■ **Task description**:
Print the records below exactly as they appear.

■ **Data excerpts**:
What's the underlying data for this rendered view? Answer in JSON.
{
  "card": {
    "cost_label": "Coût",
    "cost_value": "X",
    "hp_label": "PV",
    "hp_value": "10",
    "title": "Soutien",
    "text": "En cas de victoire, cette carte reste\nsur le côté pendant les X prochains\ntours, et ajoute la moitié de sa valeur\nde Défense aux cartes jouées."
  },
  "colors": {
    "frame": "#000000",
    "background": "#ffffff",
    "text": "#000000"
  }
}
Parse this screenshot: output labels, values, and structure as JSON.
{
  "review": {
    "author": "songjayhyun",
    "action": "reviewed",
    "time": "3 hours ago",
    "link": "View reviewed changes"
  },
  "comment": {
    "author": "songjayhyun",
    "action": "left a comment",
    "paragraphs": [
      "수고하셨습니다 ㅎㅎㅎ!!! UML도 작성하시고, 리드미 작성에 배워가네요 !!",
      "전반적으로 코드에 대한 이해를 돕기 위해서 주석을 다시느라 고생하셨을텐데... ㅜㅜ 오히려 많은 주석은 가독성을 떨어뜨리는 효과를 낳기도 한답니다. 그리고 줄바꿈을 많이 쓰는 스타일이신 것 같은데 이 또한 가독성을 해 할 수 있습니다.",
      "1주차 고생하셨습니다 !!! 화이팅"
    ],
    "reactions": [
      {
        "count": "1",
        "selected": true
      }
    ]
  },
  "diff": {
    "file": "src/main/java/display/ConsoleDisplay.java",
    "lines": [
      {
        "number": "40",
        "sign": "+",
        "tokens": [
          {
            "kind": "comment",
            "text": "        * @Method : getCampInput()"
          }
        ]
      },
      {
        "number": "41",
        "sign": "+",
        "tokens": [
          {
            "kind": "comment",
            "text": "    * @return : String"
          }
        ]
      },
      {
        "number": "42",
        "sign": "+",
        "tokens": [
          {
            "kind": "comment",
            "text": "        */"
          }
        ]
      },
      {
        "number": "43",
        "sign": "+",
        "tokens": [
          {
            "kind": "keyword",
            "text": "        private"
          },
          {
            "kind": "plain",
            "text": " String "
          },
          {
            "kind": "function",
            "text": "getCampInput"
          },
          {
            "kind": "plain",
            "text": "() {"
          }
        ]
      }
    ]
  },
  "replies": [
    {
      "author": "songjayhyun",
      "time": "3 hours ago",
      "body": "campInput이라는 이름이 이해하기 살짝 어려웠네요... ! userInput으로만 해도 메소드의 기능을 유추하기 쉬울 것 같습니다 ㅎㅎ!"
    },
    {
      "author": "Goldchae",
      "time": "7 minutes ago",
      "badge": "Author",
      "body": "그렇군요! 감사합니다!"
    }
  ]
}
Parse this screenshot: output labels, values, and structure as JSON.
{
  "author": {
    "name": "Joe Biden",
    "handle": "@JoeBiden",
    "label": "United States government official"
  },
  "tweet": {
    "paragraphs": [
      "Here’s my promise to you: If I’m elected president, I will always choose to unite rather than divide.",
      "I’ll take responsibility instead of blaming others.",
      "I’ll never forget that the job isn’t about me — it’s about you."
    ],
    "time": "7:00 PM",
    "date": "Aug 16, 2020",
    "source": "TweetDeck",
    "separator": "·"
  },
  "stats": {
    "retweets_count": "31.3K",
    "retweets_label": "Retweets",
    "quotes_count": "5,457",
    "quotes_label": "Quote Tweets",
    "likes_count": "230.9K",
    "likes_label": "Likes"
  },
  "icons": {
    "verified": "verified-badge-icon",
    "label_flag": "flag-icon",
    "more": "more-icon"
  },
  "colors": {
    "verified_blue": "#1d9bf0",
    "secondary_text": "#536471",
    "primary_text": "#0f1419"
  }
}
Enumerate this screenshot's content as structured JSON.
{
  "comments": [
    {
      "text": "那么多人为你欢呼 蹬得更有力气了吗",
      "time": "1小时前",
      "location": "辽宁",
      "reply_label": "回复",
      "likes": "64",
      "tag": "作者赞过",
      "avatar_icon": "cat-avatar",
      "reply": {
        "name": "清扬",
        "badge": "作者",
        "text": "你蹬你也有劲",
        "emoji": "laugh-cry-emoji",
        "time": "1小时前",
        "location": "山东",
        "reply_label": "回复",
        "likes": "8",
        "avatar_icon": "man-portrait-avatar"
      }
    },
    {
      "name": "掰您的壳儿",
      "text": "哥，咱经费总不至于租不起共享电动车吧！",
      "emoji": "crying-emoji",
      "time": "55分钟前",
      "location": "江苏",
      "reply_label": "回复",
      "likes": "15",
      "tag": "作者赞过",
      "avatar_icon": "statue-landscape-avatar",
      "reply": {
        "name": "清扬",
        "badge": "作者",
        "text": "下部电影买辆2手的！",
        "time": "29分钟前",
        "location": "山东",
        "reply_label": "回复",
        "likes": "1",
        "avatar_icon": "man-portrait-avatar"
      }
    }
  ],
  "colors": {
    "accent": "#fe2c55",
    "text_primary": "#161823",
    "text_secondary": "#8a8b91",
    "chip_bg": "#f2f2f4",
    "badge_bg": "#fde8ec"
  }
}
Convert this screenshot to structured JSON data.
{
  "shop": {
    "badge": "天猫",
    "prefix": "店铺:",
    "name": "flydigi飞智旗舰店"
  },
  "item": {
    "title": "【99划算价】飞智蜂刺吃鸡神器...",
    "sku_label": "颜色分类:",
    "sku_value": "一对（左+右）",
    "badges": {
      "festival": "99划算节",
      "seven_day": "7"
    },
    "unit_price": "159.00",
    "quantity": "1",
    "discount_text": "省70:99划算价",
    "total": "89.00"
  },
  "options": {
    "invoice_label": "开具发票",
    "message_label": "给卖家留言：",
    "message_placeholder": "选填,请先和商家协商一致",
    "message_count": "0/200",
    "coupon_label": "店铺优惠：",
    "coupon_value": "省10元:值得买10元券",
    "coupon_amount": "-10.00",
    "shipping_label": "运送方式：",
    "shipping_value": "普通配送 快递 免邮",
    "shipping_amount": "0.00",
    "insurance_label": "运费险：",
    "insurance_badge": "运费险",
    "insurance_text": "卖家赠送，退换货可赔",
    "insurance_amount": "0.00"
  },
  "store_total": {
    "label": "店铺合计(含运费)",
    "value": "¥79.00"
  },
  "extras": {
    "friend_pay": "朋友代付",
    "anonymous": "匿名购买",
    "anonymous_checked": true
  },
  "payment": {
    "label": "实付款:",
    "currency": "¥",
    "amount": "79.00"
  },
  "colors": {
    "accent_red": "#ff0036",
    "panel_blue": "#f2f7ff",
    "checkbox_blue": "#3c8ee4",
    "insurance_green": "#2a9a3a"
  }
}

■ **Output of the exercise**:
What's the underlying data for this rendered view? Answer in JSON.
{
  "card": {
    "cost_label": "Coût",
    "cost_value": "X",
    "hp_label": "PV",
    "hp_value": "10",
    "title": "Soutien",
    "text": "En cas de victoire, cette carte reste\nsur le côté pendant les X prochains\ntours, et ajoute la moitié de sa valeur\nde Défense aux cartes jouées."
  },
  "colors": {
    "frame": "#000000",
    "background": "#ffffff",
    "text": "#000000"
  }
}
Parse this screenshot: output labels, values, and structure as JSON.
{
  "review": {
    "author": "songjayhyun",
    "action": "reviewed",
    "time": "3 hours ago",
    "link": "View reviewed changes"
  },
  "comment": {
    "author": "songjayhyun",
    "action": "left a comment",
    "paragraphs": [
      "수고하셨습니다 ㅎㅎㅎ!!! UML도 작성하시고, 리드미 작성에 배워가네요 !!",
      "전반적으로 코드에 대한 이해를 돕기 위해서 주석을 다시느라 고생하셨을텐데... ㅜㅜ 오히려 많은 주석은 가독성을 떨어뜨리는 효과를 낳기도 한답니다. 그리고 줄바꿈을 많이 쓰는 스타일이신 것 같은데 이 또한 가독성을 해 할 수 있습니다.",
      "1주차 고생하셨습니다 !!! 화이팅"
    ],
    "reactions": [
      {
        "count": "1",
        "selected": true
      }
    ]
  },
  "diff": {
    "file": "src/main/java/display/ConsoleDisplay.java",
    "lines": [
      {
        "number": "40",
        "sign": "+",
        "tokens": [
          {
            "kind": "comment",
            "text": "        * @Method : getCampInput()"
          }
        ]
      },
      {
        "number": "41",
        "sign": "+",
        "tokens": [
          {
            "kind": "comment",
            "text": "    * @return : String"
          }
        ]
      },
      {
        "number": "42",
        "sign": "+",
        "tokens": [
          {
            "kind": "comment",
            "text": "        */"
          }
        ]
      },
      {
        "number": "43",
        "sign": "+",
        "tokens": [
          {
            "kind": "keyword",
            "text": "        private"
          },
          {
            "kind": "plain",
            "text": " String "
          },
          {
            "kind": "function",
            "text": "getCampInput"
          },
          {
            "kind": "plain",
            "text": "() {"
          }
        ]
      }
    ]
  },
  "replies": [
    {
      "author": "songjayhyun",
      "time": "3 hours ago",
      "body": "campInput이라는 이름이 이해하기 살짝 어려웠네요... ! userInput으로만 해도 메소드의 기능을 유추하기 쉬울 것 같습니다 ㅎㅎ!"
    },
    {
      "author": "Goldchae",
      "time": "7 minutes ago",
      "badge": "Author",
      "body": "그렇군요! 감사합니다!"
    }
  ]
}
Parse this screenshot: output labels, values, and structure as JSON.
{
  "author": {
    "name": "Joe Biden",
    "handle": "@JoeBiden",
    "label": "United States government official"
  },
  "tweet": {
    "paragraphs": [
      "Here’s my promise to you: If I’m elected president, I will always choose to unite rather than divide.",
      "I’ll take responsibility instead of blaming others.",
      "I’ll never forget that the job isn’t about me — it’s about you."
    ],
    "time": "7:00 PM",
    "date": "Aug 16, 2020",
    "source": "TweetDeck",
    "separator": "·"
  },
  "stats": {
    "retweets_count": "31.3K",
    "retweets_label": "Retweets",
    "quotes_count": "5,457",
    "quotes_label": "Quote Tweets",
    "likes_count": "230.9K",
    "likes_label": "Likes"
  },
  "icons": {
    "verified": "verified-badge-icon",
    "label_flag": "flag-icon",
    "more": "more-icon"
  },
  "colors": {
    "verified_blue": "#1d9bf0",
    "secondary_text": "#536471",
    "primary_text": "#0f1419"
  }
}
Enumerate this screenshot's content as structured JSON.
{
  "comments": [
    {
      "text": "那么多人为你欢呼 蹬得更有力气了吗",
      "time": "1小时前",
      "location": "辽宁",
      "reply_label": "回复",
      "likes": "64",
      "tag": "作者赞过",
      "avatar_icon": "cat-avatar",
      "reply": {
        "name": "清扬",
        "badge": "作者",
        "text": "你蹬你也有劲",
        "emoji": "laugh-cry-emoji",
        "time": "1小时前",
        "location": "山东",
        "reply_label": "回复",
        "likes": "8",
        "avatar_icon": "man-portrait-avatar"
      }
    },
    {
      "name": "掰您的壳儿",
      "text": "哥，咱经费总不至于租不起共享电动车吧！",
      "emoji": "crying-emoji",
      "time": "55分钟前",
      "location": "江苏",
      "reply_label": "回复",
      "likes": "15",
      "tag": "作者赞过",
      "avatar_icon": "statue-landscape-avatar",
      "reply": {
        "name": "清扬",
        "badge": "作者",
        "text": "下部电影买辆2手的！",
        "time": "29分钟前",
        "location": "山东",
        "reply_label": "回复",
        "likes": "1",
        "avatar_icon": "man-portrait-avatar"
      }
    }
  ],
  "colors": {
    "accent": "#fe2c55",
    "text_primary": "#161823",
    "text_secondary": "#8a8b91",
    "chip_bg": "#f2f2f4",
    "badge_bg": "#fde8ec"
  }
}
Convert this screenshot to structured JSON data.
{
  "shop": {
    "badge": "天猫",
    "prefix": "店铺:",
    "name": "flydigi飞智旗舰店"
  },
  "item": {
    "title": "【99划算价】飞智蜂刺吃鸡神器...",
    "sku_label": "颜色分类:",
    "sku_value": "一对（左+右）",
    "badges": {
      "festival": "99划算节",
      "seven_day": "7"
    },
    "unit_price": "159.00",
    "quantity": "1",
    "discount_text": "省70:99划算价",
    "total": "89.00"
  },
  "options": {
    "invoice_label": "开具发票",
    "message_label": "给卖家留言：",
    "message_placeholder": "选填,请先和商家协商一致",
    "message_count": "0/200",
    "coupon_label": "店铺优惠：",
    "coupon_value": "省10元:值得买10元券",
    "coupon_amount": "-10.00",
    "shipping_label": "运送方式：",
    "shipping_value": "普通配送 快递 免邮",
    "shipping_amount": "0.00",
    "insurance_label": "运费险：",
    "insurance_badge": "运费险",
    "insurance_text": "卖家赠送，退换货可赔",
    "insurance_amount": "0.00"
  },
  "store_total": {
    "label": "店铺合计(含运费)",
    "value": "¥79.00"
  },
  "extras": {
    "friend_pay": "朋友代付",
    "anonymous": "匿名购买",
    "anonymous_checked": true
  },
  "payment": {
    "label": "实付款:",
    "currency": "¥",
    "amount": "79.00"
  },
  "colors": {
    "accent_red": "#ff0036",
    "panel_blue": "#f2f7ff",
    "checkbox_blue": "#3c8ee4",
    "insurance_green": "#2a9a3a"
  }
}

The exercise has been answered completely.